• [Data section]:
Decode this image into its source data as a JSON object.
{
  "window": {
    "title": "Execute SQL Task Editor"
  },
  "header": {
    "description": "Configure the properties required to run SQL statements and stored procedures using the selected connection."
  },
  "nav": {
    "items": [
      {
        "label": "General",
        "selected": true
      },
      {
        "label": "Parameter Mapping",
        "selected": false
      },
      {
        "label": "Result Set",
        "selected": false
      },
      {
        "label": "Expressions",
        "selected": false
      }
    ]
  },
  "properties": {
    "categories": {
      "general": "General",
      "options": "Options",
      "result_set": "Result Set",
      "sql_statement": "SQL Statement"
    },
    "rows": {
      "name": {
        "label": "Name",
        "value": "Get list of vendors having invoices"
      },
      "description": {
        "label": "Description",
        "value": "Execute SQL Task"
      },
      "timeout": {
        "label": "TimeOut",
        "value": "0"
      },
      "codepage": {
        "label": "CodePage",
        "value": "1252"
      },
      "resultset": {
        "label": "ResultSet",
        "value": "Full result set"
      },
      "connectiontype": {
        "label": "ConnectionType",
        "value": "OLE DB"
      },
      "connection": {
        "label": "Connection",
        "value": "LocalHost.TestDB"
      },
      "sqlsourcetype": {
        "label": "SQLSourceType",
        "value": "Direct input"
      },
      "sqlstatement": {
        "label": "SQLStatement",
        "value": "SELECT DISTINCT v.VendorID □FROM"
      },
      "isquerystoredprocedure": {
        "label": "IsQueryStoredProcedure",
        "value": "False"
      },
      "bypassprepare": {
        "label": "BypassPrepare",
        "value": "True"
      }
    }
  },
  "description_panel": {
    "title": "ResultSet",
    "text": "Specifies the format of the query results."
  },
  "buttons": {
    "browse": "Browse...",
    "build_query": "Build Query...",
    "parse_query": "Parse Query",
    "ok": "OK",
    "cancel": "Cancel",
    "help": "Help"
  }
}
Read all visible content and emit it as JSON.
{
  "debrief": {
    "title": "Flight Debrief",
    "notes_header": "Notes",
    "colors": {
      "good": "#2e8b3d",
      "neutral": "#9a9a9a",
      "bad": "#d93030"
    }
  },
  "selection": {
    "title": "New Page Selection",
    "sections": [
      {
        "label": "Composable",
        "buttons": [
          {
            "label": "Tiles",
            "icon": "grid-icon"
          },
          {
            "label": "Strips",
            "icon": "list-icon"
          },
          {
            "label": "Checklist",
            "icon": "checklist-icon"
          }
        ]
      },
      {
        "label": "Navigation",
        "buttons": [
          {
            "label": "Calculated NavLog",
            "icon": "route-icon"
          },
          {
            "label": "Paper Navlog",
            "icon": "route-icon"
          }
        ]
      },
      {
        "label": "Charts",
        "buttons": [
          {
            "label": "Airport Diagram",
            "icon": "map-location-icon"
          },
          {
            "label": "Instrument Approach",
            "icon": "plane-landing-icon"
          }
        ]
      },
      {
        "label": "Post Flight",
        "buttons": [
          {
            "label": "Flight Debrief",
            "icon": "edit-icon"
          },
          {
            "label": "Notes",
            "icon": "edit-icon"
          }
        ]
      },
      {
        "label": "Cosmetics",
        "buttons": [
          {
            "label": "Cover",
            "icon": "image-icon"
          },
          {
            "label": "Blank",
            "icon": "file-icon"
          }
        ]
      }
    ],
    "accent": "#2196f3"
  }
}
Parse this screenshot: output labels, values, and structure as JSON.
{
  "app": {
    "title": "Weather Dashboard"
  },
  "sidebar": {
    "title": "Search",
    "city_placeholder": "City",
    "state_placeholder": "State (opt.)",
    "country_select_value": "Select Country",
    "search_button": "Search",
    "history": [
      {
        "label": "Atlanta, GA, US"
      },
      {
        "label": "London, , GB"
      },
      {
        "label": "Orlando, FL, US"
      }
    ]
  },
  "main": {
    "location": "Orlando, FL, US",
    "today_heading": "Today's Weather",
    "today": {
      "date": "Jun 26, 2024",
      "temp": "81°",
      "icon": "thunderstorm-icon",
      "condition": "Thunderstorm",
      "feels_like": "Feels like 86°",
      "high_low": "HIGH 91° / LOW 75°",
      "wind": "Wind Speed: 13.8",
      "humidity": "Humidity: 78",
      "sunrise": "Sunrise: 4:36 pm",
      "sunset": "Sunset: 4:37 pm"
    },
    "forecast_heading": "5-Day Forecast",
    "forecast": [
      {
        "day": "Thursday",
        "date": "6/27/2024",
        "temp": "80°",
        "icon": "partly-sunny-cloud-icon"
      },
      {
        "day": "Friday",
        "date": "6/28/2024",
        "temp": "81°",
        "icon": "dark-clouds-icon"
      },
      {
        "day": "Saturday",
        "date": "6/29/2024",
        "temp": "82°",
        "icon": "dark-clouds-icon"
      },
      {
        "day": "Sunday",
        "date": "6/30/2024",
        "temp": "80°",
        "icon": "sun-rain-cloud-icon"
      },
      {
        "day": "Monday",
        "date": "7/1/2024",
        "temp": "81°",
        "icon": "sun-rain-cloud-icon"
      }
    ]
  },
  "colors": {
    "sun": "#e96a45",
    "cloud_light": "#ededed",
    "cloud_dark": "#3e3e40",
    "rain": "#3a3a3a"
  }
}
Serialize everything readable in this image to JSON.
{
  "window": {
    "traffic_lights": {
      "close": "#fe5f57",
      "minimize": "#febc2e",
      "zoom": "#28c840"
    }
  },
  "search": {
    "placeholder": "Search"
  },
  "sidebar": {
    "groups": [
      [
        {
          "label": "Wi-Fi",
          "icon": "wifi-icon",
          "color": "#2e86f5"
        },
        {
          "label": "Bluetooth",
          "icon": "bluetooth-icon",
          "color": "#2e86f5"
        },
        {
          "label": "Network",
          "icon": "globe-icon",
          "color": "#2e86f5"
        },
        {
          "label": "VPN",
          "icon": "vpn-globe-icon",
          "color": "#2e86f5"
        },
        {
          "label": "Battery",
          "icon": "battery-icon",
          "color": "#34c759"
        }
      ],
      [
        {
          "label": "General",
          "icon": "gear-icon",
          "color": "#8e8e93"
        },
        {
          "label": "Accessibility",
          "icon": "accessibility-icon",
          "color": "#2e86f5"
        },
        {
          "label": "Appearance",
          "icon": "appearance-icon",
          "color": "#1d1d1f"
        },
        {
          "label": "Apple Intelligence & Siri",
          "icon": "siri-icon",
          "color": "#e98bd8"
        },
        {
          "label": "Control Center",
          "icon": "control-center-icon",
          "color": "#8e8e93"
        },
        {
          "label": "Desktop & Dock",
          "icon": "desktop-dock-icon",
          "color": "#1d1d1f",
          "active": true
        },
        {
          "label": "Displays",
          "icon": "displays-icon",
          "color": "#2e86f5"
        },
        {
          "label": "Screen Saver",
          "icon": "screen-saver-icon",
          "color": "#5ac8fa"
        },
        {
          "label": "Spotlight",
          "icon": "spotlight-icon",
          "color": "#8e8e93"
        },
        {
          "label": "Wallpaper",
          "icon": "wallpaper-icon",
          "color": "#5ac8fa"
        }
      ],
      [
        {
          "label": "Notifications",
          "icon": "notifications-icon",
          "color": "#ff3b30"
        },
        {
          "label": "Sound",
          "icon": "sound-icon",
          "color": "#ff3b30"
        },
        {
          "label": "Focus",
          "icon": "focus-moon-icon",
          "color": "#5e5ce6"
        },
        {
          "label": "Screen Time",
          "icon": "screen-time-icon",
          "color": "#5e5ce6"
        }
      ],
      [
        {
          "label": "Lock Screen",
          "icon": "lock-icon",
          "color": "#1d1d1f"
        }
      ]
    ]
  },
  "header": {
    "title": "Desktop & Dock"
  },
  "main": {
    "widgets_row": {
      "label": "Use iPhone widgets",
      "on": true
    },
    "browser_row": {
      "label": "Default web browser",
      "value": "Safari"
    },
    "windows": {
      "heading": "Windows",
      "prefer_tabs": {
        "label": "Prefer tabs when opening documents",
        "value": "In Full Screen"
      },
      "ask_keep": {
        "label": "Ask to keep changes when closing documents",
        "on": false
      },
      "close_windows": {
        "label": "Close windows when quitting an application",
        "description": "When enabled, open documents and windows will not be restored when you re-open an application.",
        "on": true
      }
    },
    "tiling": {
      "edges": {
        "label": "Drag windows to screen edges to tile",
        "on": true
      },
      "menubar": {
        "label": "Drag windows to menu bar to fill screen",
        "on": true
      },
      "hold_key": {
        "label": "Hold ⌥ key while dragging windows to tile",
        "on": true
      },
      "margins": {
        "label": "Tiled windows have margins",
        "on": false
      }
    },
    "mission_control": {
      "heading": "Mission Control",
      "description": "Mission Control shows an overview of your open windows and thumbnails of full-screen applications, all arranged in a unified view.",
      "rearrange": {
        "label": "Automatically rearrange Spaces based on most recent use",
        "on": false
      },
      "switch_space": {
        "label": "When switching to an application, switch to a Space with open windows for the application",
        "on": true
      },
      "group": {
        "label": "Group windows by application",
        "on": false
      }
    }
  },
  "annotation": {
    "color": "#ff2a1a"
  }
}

• [Written task]: Look through the entries above for the word "properties". Copy every line where it shows up.

• [Complete response]:
    "description": "Configure the properties required to run SQL statements and stored procedures using the selected connection."
  "properties": {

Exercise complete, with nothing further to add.